## [Task goal]
Tally the lines of the data that include the word "type" and state the total, nothing else.
---+---
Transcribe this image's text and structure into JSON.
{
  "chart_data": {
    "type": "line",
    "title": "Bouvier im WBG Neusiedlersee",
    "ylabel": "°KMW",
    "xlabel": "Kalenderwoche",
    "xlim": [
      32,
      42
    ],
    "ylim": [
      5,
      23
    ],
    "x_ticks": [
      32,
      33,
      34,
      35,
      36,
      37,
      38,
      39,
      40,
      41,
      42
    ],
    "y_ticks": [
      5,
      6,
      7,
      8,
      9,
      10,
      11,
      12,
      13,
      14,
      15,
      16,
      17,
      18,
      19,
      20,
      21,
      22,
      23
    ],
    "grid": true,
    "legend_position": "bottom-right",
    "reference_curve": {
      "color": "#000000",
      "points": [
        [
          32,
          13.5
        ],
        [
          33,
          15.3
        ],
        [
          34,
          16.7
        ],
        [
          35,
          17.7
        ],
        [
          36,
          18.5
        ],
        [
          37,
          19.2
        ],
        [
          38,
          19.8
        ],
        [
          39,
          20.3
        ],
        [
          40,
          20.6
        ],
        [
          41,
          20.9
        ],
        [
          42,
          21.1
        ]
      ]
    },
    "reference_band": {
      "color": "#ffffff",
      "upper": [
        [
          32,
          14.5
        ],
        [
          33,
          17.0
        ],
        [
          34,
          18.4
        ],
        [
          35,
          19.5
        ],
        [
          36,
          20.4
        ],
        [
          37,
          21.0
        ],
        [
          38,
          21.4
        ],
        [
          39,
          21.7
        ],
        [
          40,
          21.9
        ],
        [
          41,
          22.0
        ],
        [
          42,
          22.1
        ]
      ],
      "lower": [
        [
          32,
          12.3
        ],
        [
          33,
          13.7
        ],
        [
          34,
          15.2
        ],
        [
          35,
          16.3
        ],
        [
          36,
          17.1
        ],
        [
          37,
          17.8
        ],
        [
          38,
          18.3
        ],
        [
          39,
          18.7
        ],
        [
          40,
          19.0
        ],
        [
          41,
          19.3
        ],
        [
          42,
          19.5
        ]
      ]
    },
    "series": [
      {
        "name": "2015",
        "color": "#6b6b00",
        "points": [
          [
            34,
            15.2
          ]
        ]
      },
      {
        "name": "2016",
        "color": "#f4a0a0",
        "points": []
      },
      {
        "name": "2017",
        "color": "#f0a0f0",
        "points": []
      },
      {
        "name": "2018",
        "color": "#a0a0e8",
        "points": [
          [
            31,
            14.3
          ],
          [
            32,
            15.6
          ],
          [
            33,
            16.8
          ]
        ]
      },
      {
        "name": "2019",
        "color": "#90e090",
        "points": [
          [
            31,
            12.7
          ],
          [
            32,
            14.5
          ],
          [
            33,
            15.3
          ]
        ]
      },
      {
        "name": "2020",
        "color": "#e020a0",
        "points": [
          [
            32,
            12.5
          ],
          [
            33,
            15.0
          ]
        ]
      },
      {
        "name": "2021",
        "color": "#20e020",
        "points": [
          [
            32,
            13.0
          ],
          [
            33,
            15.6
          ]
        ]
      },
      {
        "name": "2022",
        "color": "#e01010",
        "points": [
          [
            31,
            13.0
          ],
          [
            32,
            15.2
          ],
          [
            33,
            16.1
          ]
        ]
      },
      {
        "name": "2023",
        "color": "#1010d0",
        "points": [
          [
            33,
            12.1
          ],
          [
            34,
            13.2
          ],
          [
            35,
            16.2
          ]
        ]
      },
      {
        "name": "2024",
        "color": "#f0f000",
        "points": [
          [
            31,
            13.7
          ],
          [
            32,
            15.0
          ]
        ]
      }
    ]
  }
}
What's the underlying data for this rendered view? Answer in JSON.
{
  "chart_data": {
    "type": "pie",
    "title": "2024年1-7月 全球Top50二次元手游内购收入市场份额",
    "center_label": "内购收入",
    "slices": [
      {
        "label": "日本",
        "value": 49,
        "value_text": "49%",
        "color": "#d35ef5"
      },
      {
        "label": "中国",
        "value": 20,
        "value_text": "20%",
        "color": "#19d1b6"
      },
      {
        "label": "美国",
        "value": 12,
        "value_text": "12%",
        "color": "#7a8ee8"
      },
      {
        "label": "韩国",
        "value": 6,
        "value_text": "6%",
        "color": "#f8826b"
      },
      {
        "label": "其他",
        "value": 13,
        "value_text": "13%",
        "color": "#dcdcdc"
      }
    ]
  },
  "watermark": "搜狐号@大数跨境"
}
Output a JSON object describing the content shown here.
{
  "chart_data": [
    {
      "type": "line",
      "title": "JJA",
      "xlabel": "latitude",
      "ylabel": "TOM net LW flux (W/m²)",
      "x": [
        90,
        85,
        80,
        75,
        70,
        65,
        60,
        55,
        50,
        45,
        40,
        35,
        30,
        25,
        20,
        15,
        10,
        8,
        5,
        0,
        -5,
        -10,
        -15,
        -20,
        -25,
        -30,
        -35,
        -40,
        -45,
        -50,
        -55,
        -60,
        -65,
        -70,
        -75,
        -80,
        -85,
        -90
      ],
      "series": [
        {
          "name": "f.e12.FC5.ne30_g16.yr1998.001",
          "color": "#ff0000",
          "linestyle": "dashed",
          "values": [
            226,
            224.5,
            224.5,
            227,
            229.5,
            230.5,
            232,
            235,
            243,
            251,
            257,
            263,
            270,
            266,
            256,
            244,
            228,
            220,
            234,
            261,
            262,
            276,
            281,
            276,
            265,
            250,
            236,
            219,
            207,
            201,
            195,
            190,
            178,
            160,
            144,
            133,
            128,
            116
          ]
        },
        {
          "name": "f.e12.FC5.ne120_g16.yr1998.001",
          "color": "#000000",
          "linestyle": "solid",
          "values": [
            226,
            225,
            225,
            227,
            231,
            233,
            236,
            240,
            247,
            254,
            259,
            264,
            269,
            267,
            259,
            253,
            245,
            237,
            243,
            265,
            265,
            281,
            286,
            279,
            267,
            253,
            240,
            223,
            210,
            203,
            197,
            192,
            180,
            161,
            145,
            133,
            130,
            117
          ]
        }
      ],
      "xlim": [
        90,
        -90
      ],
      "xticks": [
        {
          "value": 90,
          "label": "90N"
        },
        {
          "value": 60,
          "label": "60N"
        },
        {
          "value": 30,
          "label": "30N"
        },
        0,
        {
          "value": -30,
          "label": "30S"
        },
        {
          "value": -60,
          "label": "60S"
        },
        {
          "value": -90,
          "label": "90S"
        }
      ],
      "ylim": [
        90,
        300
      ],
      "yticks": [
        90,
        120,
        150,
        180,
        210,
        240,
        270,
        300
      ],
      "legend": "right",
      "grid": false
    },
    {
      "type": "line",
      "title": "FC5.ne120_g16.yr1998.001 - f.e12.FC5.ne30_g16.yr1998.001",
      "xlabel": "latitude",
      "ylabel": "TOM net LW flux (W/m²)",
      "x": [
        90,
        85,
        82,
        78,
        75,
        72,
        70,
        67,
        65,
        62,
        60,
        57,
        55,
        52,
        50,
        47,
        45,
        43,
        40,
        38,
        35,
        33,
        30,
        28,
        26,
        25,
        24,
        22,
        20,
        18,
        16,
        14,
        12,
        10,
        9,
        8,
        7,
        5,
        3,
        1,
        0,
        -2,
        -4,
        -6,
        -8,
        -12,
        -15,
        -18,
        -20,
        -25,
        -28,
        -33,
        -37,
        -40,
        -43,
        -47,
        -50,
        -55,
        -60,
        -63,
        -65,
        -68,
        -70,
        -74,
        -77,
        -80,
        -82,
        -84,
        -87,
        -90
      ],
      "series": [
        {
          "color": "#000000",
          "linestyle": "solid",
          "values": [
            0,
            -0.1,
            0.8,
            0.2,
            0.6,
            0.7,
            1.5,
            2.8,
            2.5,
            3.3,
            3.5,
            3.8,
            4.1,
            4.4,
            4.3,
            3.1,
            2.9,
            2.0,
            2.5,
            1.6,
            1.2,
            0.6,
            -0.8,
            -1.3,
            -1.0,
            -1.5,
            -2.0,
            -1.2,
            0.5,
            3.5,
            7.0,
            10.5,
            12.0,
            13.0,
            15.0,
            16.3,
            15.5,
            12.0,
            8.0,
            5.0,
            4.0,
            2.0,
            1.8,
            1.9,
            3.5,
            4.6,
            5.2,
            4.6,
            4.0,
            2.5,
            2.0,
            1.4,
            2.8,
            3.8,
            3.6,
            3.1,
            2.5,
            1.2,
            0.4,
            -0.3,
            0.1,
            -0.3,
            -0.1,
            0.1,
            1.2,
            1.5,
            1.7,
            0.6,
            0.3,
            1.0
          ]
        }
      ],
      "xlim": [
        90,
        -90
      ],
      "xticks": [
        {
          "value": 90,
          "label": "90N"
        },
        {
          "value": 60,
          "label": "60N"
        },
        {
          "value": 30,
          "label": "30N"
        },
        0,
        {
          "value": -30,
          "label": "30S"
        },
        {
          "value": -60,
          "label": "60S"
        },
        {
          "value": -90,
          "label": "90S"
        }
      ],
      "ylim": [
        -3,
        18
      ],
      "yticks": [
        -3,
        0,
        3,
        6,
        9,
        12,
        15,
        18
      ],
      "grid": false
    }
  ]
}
---+---
## [Final result]
4